> **TASK INSTRUCTIONS**: Repeat every line exactly, keeping the pictures out of the copy.

> **THE RECORDS**:

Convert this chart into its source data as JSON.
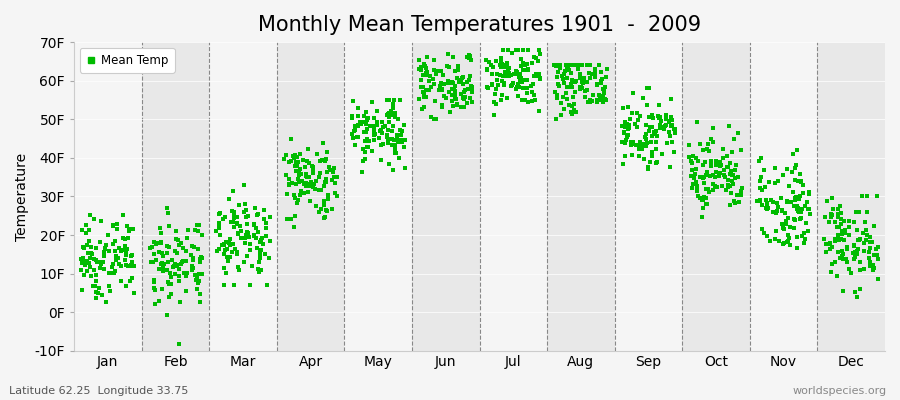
{
  "title": "Monthly Mean Temperatures 1901  -  2009",
  "ylabel": "Temperature",
  "months": [
    "Jan",
    "Feb",
    "Mar",
    "Apr",
    "May",
    "Jun",
    "Jul",
    "Aug",
    "Sep",
    "Oct",
    "Nov",
    "Dec"
  ],
  "ylim": [
    -10,
    70
  ],
  "yticks": [
    -10,
    0,
    10,
    20,
    30,
    40,
    50,
    60,
    70
  ],
  "ytick_labels": [
    "-10F",
    "0F",
    "10F",
    "20F",
    "30F",
    "40F",
    "50F",
    "60F",
    "70F"
  ],
  "dot_color": "#00bb00",
  "bg_color": "#f5f5f5",
  "alt_bg_color": "#e8e8e8",
  "white_bg_color": "#f5f5f5",
  "legend_label": "Mean Temp",
  "attribution": "worldspecies.org",
  "lat_lon": "Latitude 62.25  Longitude 33.75",
  "title_fontsize": 15,
  "label_fontsize": 10,
  "monthly_means": [
    14,
    13,
    20,
    34,
    47,
    59,
    61,
    59,
    47,
    36,
    28,
    18
  ],
  "monthly_stds": [
    5,
    6,
    6,
    5,
    5,
    4,
    4,
    4,
    4,
    5,
    6,
    6
  ],
  "monthly_mins": [
    -5,
    -9,
    7,
    22,
    34,
    50,
    51,
    50,
    37,
    24,
    14,
    4
  ],
  "monthly_maxs": [
    26,
    27,
    33,
    45,
    55,
    67,
    68,
    64,
    58,
    51,
    43,
    30
  ],
  "n_years": 109,
  "seed": 7
}
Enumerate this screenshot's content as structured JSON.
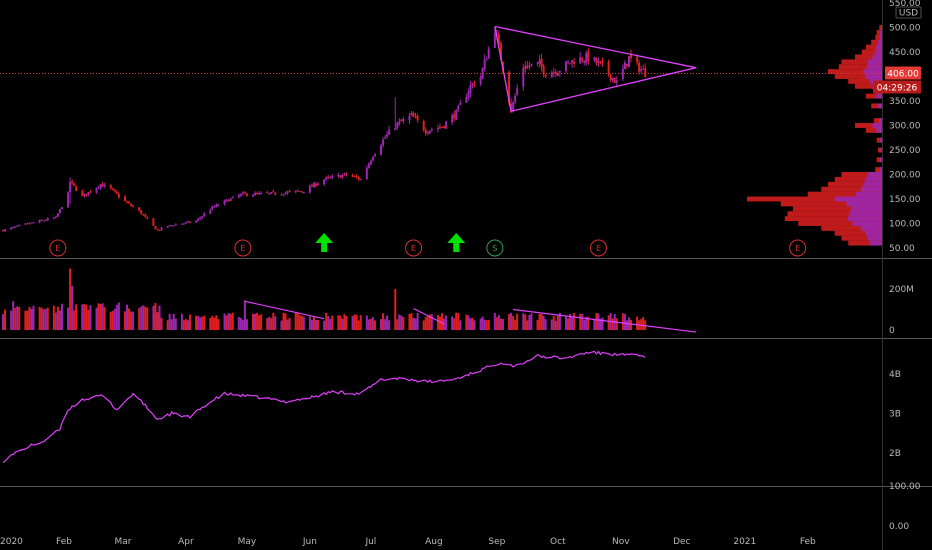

> **WRITTEN ANSWER**:
Convert this chart into its source data as JSON.
{
  "title": "Monthly Mean Temperatures 1901  -  2009",
  "ylabel": "Temperature",
  "months": [
    "Jan",
    "Feb",
    "Mar",
    "Apr",
    "May",
    "Jun",
    "Jul",
    "Aug",
    "Sep",
    "Oct",
    "Nov",
    "Dec"
  ],
  "ylim": [
    -10,
    70
  ],
  "yticks": [
    -10,
    0,
    10,
    20,
    30,
    40,
    50,
    60,
    70
  ],
  "ytick_labels": [
    "-10F",
    "0F",
    "10F",
    "20F",
    "30F",
    "40F",
    "50F",
    "60F",
    "70F"
  ],
  "dot_color": "#00bb00",
  "bg_color": "#f5f5f5",
  "alt_bg_color": "#e8e8e8",
  "white_bg_color": "#f5f5f5",
  "legend_label": "Mean Temp",
  "attribution": "worldspecies.org",
  "lat_lon": "Latitude 62.25  Longitude 33.75",
  "title_fontsize": 15,
  "label_fontsize": 10,
  "monthly_means": [
    14,
    13,
    20,
    34,
    47,
    59,
    61,
    59,
    47,
    36,
    28,
    18
  ],
  "monthly_stds": [
    5,
    6,
    6,
    5,
    5,
    4,
    4,
    4,
    4,
    5,
    6,
    6
  ],
  "monthly_mins": [
    -5,
    -9,
    7,
    22,
    34,
    50,
    51,
    50,
    37,
    24,
    14,
    4
  ],
  "monthly_maxs": [
    26,
    27,
    33,
    45,
    55,
    67,
    68,
    64,
    58,
    51,
    43,
    30
  ],
  "n_years": 109,
  "seed": 7
}
Enumerate this screenshot's content as structured JSON.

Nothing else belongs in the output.